» **QUOTED TEXT**
****************
ML Case-study Interview Question: Fine-Tuning GenAI & RAG: Enhancing Food Platform Catalogs, Search, and Support Automation.

Rohan Paul

Apr 21, 2025

Browse all the ML Case-Studies here.

Case-Study question

A large-scale online platform handling millions of food orders daily wants to integrate generative AI for catalog enrichment, review summarization, neural search, and automation. They have set up a dedicated task force to understand how to deploy these models to improve user experience, reduce operational costs, and strengthen brand engagement. They are cautious about potential pitfalls like model hallucination, latency constraints, governance challenges, data security, and privacy. You are tasked with proposing a systematic approach to evaluate and implement generative AI for these applications. How would you frame your solution strategy, ensure risk mitigation, and deliver meaningful outcomes for the company’s stakeholders?

Connect with me on X (Twitter)

Proposed In-Depth Solution

The company formed a specialized generative AI task force to identify high-impact projects. They looked at approaches for image generation, text enrichment, review summarization, and real-time neural search. They also looked at automation of support channels. They used a demand-risk framework to select which use cases to pursue first. High-demand and low-risk problems got immediate priority.

They started with content generation for the food catalog. They aimed to fill the gaps in dish imagery by generating realistic images. They tested three primary methods: text-to-image generation, image-to-image adaptation, and image blending. Text-to-image pipelines struggled with Indian dishes because prompts often failed to generate realistic visuals. Image-to-image showed some gains but still lacked consistency. They had more success with an image blending pipeline that combined a foreground of the dish with a background matching the restaurant’s style. To handle Indian dish nuances, they fine-tuned Stable Diffusion using Low-Rank Adaptation (LoRA). This specialized approach made the pipeline more reliable at generating region-specific dishes with correct appearance and positioning. They also built an in-house out-painting pipeline to correct image aspect ratios without distortion.
****************
» **INPUT ROWS**
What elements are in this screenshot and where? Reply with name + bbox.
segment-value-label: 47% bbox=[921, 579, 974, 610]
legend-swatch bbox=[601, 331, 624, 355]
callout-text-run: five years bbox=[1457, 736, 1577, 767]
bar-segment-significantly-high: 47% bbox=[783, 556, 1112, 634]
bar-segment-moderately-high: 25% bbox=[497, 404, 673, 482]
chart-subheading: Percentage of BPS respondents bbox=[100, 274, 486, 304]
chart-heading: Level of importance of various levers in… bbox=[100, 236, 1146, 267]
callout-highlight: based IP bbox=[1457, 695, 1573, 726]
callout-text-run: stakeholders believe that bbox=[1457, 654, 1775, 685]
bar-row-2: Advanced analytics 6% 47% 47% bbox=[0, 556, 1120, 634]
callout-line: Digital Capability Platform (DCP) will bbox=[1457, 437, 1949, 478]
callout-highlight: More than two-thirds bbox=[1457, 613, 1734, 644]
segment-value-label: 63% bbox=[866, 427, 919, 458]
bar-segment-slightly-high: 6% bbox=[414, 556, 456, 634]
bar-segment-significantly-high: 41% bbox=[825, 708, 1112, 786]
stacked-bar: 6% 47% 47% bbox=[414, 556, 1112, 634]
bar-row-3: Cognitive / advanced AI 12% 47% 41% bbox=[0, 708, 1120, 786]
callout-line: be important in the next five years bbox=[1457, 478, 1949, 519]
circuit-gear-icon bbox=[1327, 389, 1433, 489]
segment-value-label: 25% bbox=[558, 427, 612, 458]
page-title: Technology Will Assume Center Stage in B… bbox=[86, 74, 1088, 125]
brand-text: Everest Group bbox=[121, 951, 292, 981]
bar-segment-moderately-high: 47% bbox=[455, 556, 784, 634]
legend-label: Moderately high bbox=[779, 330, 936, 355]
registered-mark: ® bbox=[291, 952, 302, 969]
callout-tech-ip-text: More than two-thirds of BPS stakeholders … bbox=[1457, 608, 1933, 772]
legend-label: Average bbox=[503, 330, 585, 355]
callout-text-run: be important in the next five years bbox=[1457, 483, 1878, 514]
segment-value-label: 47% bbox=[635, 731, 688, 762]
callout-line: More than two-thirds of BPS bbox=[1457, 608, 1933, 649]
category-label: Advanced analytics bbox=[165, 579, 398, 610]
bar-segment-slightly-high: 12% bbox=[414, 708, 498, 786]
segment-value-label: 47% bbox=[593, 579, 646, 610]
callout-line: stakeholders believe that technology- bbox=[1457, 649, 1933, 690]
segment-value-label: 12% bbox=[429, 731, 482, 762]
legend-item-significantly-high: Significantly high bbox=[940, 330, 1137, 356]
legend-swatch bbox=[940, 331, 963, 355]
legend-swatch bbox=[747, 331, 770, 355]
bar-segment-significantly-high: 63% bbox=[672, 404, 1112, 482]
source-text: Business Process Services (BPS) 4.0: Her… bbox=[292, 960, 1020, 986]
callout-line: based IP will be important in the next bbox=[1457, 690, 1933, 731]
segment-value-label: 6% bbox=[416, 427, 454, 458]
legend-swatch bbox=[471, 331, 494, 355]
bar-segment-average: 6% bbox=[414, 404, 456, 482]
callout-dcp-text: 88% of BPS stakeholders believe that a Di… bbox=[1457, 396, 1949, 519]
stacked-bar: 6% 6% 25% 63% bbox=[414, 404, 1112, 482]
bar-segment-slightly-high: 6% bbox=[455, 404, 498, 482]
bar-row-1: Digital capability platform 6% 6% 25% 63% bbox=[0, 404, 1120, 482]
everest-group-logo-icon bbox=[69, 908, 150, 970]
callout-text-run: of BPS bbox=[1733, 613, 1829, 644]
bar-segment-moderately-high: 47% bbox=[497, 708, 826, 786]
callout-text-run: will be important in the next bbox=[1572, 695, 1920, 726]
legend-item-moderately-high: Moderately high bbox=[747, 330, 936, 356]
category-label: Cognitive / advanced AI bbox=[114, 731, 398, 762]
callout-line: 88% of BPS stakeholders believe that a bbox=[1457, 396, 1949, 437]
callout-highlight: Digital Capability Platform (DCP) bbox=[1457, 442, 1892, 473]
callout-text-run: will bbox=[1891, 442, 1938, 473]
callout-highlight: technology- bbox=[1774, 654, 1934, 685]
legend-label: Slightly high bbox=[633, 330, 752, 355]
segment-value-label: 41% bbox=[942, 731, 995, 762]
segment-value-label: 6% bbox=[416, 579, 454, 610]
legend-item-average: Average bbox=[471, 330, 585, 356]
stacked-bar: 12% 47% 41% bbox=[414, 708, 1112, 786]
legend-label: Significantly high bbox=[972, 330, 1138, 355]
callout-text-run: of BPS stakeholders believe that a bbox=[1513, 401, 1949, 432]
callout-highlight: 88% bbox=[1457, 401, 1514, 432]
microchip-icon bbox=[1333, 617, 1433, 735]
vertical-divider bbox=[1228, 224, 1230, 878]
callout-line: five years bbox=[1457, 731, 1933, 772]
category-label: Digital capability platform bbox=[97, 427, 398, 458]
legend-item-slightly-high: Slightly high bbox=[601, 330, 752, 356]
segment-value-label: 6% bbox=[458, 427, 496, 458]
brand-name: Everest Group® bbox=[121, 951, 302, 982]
****************
» **TASKS TO PERFORM**
1/ According to the food platform case study, why did the team fine-tune Stable Diffusion using Low-Rank Adaptation? Answer in one to three sentences.
2/ Begin at the first line of the records and stop after the line containing "bar-segment-significantly-high: 47% bbox=[783, 556, 1112, 634]". Repeat those lines with "five years" swapped for "ten years", leaving everything else unchanged.
The food platform case study and the records have nothing to do with each other.

» **TASK-BY-TASK RESULTS**
1/ The team fine-tuned Stable Diffusion with Low-Rank Adaptation to handle the nuances of Indian dishes. This made the pipeline more reliable at generating region-specific dishes with the correct appearance and positioning.

2/
What elements are in this screenshot and where? Reply with name + bbox.
segment-value-label: 47% bbox=[921, 579, 974, 610]
legend-swatch bbox=[601, 331, 624, 355]
callout-text-run: ten years bbox=[1457, 736, 1577, 767]
bar-segment-significantly-high: 47% bbox=[783, 556, 1112, 634]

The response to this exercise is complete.